WHAT THE TASK ASKS: Check each line of the entries below for the string "reports"; copy every line where it appears.

GIVEN RECORDS:
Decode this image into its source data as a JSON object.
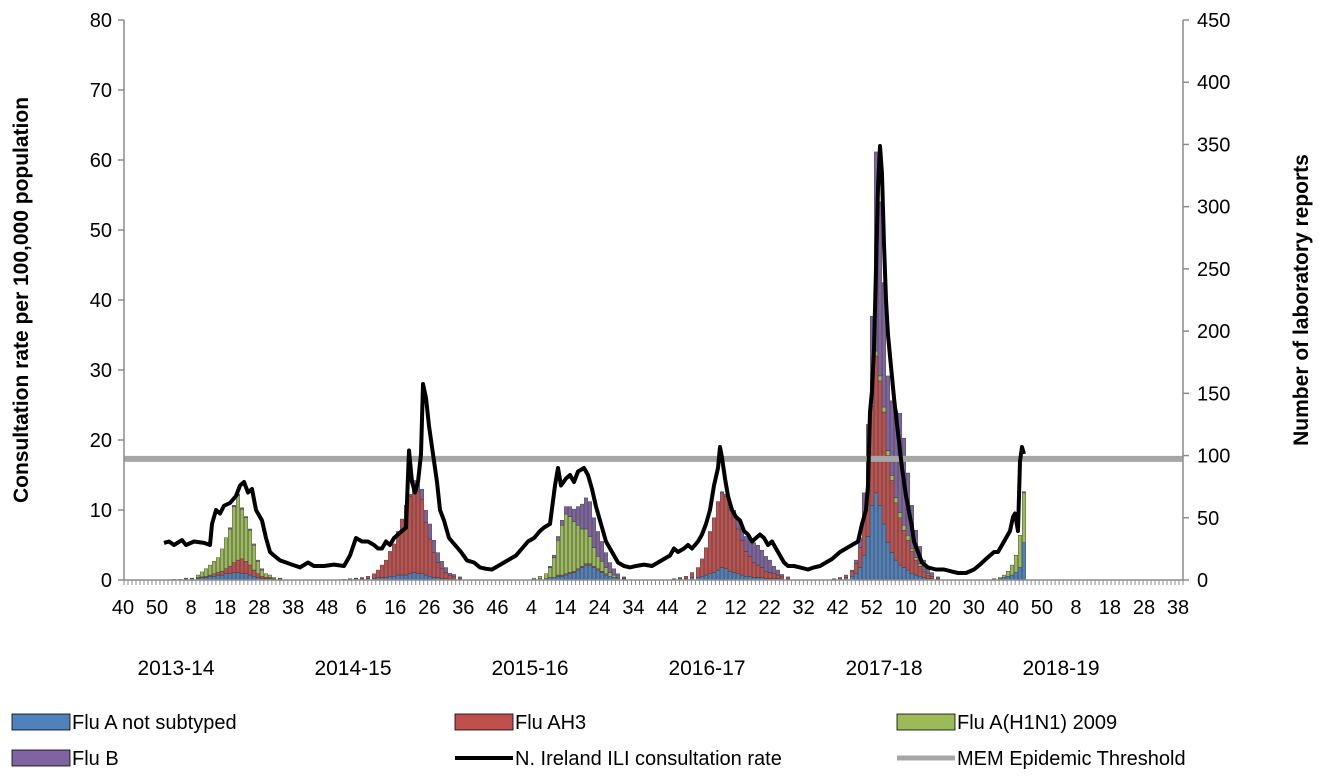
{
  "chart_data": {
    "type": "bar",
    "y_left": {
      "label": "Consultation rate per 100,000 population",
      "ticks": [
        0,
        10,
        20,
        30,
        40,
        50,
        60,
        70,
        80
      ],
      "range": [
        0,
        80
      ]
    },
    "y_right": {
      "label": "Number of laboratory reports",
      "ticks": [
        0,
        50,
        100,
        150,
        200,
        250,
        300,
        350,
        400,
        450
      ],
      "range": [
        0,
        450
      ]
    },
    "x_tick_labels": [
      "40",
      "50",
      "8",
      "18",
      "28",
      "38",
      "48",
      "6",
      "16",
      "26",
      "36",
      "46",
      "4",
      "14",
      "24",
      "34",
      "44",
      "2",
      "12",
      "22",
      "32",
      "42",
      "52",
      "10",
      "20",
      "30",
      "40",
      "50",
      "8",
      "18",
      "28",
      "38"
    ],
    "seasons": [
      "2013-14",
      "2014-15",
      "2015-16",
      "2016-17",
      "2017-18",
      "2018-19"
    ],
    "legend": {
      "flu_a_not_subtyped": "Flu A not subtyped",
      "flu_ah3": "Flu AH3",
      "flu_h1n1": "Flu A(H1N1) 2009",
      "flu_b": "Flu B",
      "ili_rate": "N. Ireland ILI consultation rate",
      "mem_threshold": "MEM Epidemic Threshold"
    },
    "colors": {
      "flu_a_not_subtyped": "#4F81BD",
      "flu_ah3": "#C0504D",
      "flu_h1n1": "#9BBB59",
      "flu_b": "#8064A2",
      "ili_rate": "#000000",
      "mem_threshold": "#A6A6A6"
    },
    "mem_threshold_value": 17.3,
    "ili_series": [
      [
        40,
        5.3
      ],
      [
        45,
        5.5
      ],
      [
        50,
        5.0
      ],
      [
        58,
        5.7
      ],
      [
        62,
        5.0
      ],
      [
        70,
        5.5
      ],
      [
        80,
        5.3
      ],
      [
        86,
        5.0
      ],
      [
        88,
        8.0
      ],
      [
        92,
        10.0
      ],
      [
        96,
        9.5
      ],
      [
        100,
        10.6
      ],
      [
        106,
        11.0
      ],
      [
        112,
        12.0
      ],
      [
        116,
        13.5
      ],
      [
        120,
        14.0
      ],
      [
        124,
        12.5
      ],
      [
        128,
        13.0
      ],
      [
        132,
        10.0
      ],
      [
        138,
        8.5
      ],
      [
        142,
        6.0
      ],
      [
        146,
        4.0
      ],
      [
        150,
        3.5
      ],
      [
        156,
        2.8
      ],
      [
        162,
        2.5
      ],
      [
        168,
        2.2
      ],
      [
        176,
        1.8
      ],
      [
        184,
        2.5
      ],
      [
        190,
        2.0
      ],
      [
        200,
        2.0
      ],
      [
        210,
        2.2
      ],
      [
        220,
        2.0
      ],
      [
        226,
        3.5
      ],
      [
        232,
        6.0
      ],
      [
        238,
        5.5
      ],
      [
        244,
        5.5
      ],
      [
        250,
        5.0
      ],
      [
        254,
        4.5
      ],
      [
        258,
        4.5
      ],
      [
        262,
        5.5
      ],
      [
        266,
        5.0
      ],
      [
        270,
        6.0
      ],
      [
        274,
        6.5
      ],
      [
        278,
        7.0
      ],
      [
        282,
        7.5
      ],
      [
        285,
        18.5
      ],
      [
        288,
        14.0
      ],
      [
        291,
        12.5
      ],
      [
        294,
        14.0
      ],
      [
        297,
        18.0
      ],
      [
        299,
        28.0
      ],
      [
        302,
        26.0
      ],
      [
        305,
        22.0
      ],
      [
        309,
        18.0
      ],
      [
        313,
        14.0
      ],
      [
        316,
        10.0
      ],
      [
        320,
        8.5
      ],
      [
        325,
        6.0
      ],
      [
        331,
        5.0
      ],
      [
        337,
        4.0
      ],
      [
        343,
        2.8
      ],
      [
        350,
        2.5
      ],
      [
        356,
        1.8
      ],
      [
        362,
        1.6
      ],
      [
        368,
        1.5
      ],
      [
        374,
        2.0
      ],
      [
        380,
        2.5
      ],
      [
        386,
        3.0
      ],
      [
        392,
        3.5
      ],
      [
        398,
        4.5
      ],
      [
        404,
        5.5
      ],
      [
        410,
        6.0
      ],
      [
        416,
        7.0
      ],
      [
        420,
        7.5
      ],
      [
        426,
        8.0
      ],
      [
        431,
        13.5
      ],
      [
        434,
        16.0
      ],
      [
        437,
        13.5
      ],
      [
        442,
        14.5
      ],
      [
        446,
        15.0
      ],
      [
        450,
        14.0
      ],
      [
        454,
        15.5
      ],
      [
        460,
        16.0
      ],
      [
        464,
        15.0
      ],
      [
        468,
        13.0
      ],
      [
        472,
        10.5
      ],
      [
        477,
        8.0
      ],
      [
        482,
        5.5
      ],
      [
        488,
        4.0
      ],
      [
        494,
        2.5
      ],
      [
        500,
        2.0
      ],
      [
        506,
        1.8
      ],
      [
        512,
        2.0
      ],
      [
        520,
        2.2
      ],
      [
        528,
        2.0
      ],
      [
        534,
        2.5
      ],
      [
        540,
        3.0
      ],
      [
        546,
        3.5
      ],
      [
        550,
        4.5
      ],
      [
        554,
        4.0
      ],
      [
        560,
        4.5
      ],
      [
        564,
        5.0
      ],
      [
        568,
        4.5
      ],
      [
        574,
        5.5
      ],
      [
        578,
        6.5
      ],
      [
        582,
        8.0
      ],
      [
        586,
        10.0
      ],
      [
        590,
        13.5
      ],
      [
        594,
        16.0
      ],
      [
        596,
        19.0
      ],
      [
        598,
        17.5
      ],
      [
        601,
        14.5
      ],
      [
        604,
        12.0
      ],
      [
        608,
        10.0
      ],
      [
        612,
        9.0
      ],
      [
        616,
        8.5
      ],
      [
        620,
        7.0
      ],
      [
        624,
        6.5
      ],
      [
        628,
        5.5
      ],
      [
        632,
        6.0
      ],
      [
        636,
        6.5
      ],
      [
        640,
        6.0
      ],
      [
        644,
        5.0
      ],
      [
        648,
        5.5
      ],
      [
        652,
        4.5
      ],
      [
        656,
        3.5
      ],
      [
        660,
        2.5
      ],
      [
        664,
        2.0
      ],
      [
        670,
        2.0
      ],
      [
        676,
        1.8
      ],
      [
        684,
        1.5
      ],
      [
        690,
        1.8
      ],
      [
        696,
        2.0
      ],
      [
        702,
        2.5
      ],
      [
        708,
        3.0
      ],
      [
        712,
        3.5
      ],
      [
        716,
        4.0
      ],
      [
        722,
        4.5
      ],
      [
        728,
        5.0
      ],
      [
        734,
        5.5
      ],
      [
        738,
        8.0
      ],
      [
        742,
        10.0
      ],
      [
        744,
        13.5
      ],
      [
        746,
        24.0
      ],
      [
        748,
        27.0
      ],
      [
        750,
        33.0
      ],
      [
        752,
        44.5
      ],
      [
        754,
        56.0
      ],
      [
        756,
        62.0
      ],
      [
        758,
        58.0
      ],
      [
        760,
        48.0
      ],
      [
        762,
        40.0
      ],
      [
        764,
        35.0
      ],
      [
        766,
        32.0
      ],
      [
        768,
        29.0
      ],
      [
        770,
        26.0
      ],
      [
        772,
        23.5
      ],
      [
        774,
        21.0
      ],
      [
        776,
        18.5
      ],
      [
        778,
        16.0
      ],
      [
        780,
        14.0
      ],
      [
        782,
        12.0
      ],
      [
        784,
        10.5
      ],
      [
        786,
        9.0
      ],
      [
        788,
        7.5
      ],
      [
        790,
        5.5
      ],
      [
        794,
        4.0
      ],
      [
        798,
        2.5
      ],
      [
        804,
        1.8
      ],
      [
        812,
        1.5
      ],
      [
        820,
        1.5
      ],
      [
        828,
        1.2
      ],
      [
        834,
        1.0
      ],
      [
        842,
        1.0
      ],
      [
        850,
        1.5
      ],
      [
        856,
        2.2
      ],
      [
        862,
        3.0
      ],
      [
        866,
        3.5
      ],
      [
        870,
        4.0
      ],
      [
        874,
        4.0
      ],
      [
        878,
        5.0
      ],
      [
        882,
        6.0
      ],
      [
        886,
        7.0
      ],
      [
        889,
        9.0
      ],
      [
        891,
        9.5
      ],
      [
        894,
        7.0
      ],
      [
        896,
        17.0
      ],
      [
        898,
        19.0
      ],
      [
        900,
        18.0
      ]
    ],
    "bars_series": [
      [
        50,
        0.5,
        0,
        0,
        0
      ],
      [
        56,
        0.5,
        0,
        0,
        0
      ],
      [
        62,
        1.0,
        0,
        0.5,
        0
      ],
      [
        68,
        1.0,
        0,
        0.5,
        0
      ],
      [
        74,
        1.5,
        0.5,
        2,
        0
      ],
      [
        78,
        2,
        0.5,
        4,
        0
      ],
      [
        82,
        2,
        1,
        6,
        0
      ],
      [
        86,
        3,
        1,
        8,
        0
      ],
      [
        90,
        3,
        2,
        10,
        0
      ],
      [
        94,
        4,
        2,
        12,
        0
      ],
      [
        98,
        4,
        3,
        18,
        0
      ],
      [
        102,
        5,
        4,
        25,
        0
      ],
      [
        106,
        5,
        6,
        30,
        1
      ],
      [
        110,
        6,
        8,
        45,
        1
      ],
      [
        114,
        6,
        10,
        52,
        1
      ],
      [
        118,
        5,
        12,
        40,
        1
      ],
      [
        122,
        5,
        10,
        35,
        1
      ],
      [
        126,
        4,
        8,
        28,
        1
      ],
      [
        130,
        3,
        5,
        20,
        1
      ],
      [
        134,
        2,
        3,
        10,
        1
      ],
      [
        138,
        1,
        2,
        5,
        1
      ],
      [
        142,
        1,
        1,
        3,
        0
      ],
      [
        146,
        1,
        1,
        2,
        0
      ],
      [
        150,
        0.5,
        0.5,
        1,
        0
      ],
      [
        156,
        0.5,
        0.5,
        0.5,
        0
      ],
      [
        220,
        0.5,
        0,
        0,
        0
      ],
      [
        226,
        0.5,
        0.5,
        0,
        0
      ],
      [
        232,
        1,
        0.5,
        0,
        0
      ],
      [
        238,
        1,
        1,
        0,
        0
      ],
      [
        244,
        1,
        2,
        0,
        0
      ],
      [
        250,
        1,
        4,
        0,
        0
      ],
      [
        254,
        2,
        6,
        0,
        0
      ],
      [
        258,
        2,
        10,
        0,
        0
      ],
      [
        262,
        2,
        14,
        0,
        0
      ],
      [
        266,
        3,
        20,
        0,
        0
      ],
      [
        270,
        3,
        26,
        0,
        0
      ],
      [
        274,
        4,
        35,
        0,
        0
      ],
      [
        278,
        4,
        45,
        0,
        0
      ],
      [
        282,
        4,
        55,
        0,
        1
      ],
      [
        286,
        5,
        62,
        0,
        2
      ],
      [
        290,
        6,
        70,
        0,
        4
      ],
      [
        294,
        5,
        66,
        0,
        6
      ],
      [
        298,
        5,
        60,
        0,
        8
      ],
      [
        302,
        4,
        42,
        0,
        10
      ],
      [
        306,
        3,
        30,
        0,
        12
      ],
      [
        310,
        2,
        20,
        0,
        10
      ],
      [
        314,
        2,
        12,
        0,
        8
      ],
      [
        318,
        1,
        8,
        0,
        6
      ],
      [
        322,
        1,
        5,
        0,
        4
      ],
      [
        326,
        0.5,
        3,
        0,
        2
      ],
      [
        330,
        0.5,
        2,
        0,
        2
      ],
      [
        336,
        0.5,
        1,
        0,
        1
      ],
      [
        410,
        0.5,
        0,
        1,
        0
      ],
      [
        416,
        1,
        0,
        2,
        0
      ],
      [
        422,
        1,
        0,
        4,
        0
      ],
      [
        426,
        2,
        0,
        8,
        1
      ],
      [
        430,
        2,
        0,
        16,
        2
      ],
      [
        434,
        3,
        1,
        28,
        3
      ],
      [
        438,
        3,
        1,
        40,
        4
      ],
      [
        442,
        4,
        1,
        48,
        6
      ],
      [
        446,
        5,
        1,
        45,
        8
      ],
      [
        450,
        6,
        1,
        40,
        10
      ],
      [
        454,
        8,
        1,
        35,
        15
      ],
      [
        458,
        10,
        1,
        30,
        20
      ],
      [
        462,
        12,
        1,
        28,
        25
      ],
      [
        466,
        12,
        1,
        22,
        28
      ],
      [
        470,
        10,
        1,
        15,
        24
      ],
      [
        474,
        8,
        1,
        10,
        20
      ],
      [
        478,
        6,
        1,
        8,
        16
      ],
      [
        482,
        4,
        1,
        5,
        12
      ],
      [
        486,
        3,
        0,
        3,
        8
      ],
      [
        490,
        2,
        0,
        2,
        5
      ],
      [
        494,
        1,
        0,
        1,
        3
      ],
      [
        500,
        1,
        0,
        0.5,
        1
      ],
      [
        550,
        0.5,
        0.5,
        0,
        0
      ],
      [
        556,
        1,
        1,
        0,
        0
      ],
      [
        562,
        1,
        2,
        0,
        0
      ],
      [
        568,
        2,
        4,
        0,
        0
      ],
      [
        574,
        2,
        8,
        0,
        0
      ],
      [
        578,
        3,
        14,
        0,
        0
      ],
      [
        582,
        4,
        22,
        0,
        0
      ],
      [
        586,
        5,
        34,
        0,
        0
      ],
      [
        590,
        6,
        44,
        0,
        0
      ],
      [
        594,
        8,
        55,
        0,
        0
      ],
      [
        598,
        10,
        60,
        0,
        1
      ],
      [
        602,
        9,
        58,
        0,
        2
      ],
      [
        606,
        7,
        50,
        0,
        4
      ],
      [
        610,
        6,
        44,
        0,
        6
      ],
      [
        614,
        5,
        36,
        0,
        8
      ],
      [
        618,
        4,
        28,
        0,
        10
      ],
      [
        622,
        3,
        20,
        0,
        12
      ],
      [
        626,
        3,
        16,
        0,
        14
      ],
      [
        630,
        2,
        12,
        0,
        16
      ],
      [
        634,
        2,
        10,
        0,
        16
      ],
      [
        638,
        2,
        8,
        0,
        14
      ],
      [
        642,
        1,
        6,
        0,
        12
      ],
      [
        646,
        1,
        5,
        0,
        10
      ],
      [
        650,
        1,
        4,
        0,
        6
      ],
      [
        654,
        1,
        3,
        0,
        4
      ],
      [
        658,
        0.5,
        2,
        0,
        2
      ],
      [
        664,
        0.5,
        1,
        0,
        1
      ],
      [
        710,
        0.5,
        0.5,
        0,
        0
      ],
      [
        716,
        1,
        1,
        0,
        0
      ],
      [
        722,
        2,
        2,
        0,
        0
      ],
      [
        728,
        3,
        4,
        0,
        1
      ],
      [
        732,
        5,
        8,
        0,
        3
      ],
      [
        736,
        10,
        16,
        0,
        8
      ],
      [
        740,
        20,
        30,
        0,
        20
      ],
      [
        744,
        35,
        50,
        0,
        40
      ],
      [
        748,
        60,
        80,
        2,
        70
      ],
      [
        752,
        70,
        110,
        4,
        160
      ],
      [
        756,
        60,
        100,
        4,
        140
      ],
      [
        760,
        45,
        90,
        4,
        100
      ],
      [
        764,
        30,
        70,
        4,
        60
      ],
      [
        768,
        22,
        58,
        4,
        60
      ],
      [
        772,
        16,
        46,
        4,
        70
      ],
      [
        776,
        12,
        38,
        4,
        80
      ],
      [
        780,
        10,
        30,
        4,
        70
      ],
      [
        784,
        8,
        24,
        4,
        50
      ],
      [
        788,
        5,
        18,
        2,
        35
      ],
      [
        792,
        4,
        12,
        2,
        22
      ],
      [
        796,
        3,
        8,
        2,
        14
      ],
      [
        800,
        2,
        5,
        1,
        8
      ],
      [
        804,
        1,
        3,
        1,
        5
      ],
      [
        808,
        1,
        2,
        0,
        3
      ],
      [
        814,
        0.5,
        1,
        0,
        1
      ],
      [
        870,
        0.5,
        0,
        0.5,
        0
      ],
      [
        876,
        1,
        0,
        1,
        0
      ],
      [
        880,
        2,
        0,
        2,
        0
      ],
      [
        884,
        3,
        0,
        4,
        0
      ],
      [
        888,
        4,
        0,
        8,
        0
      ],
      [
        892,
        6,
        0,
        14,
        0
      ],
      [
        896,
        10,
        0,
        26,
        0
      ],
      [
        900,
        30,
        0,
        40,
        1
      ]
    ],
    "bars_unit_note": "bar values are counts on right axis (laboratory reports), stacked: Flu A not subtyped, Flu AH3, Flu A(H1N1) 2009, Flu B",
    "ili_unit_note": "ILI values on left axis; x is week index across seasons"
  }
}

FINISHED EXERCISE:
      "label": "Number of laboratory reports",
    "bars_unit_note": "bar values are counts on right axis (laboratory reports), stacked: Flu A not subtyped, Flu AH3, Flu A(H1N1) 2009, Flu B",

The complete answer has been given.